§ **DATASET**
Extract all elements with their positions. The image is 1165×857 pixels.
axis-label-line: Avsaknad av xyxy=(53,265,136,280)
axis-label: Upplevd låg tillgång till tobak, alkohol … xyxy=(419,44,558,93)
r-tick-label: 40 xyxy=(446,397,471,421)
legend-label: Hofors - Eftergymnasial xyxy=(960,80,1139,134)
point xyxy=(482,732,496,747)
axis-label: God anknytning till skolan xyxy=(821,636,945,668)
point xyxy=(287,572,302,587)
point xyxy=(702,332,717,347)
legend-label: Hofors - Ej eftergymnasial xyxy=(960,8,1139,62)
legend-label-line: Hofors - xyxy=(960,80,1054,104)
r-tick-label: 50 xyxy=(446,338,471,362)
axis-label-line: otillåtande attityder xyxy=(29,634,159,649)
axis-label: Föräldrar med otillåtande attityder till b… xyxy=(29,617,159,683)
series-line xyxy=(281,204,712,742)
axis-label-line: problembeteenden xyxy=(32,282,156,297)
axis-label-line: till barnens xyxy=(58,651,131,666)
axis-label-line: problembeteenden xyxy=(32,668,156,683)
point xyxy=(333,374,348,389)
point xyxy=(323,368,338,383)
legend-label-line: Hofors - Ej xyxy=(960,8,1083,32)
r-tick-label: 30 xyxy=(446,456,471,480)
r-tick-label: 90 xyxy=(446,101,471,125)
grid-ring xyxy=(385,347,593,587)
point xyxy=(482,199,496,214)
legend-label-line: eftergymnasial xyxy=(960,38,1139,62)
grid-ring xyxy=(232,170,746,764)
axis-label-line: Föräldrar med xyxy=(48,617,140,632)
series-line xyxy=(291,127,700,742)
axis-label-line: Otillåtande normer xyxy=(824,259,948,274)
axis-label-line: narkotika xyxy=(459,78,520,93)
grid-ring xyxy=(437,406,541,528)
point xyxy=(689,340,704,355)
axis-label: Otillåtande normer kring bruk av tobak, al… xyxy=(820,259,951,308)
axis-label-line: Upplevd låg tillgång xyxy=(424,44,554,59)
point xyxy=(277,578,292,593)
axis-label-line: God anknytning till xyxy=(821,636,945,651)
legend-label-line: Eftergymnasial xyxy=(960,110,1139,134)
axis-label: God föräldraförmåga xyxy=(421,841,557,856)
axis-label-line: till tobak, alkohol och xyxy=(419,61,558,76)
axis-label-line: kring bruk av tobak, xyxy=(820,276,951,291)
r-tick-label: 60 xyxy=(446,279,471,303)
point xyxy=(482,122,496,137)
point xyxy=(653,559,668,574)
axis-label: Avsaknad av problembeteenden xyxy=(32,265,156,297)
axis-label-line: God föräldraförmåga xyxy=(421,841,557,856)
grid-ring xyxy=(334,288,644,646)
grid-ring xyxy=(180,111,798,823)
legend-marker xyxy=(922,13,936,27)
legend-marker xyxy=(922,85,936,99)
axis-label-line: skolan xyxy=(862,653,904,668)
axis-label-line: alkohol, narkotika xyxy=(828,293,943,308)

§ **YOUR INSTRUCTIONS**
Please reproduce the lines above with "problembeteenden" swapped for "riskbeteenden" wherever it appears, leaving everything else untouched.

§ **EXPECTED ANSWER**
Extract all elements with their positions. The image is 1165×857 pixels.
axis-label-line: Avsaknad av xyxy=(53,265,136,280)
axis-label: Upplevd låg tillgång till tobak, alkohol … xyxy=(419,44,558,93)
r-tick-label: 40 xyxy=(446,397,471,421)
legend-label: Hofors - Eftergymnasial xyxy=(960,80,1139,134)
point xyxy=(482,732,496,747)
axis-label: God anknytning till skolan xyxy=(821,636,945,668)
point xyxy=(287,572,302,587)
point xyxy=(702,332,717,347)
legend-label: Hofors - Ej eftergymnasial xyxy=(960,8,1139,62)
legend-label-line: Hofors - xyxy=(960,80,1054,104)
r-tick-label: 50 xyxy=(446,338,471,362)
axis-label-line: otillåtande attityder xyxy=(29,634,159,649)
axis-label: Föräldrar med otillåtande attityder till b… xyxy=(29,617,159,683)
series-line xyxy=(281,204,712,742)
axis-label-line: riskbeteenden xyxy=(32,282,156,297)
axis-label-line: till barnens xyxy=(58,651,131,666)
axis-label-line: riskbeteenden xyxy=(32,668,156,683)
point xyxy=(333,374,348,389)
point xyxy=(323,368,338,383)
legend-label-line: Hofors - Ej xyxy=(960,8,1083,32)
r-tick-label: 30 xyxy=(446,456,471,480)
r-tick-label: 90 xyxy=(446,101,471,125)
grid-ring xyxy=(385,347,593,587)
point xyxy=(482,199,496,214)
legend-label-line: eftergymnasial xyxy=(960,38,1139,62)
grid-ring xyxy=(232,170,746,764)
axis-label-line: Föräldrar med xyxy=(48,617,140,632)
series-line xyxy=(291,127,700,742)
axis-label-line: Otillåtande normer xyxy=(824,259,948,274)
axis-label-line: narkotika xyxy=(459,78,520,93)
grid-ring xyxy=(437,406,541,528)
point xyxy=(689,340,704,355)
axis-label: Otillåtande normer kring bruk av tobak, al… xyxy=(820,259,951,308)
axis-label-line: Upplevd låg tillgång xyxy=(424,44,554,59)
point xyxy=(277,578,292,593)
axis-label-line: God anknytning till xyxy=(821,636,945,651)
legend-label-line: Eftergymnasial xyxy=(960,110,1139,134)
axis-label: God föräldraförmåga xyxy=(421,841,557,856)
axis-label-line: till tobak, alkohol och xyxy=(419,61,558,76)
axis-label-line: kring bruk av tobak, xyxy=(820,276,951,291)
r-tick-label: 60 xyxy=(446,279,471,303)
point xyxy=(482,122,496,137)
point xyxy=(653,559,668,574)
axis-label: Avsaknad av riskbeteenden xyxy=(32,265,156,297)
axis-label-line: God föräldraförmåga xyxy=(421,841,557,856)
grid-ring xyxy=(334,288,644,646)
grid-ring xyxy=(180,111,798,823)
legend-marker xyxy=(922,13,936,27)
legend-marker xyxy=(922,85,936,99)
axis-label-line: skolan xyxy=(862,653,904,668)
axis-label-line: alkohol, narkotika xyxy=(828,293,943,308)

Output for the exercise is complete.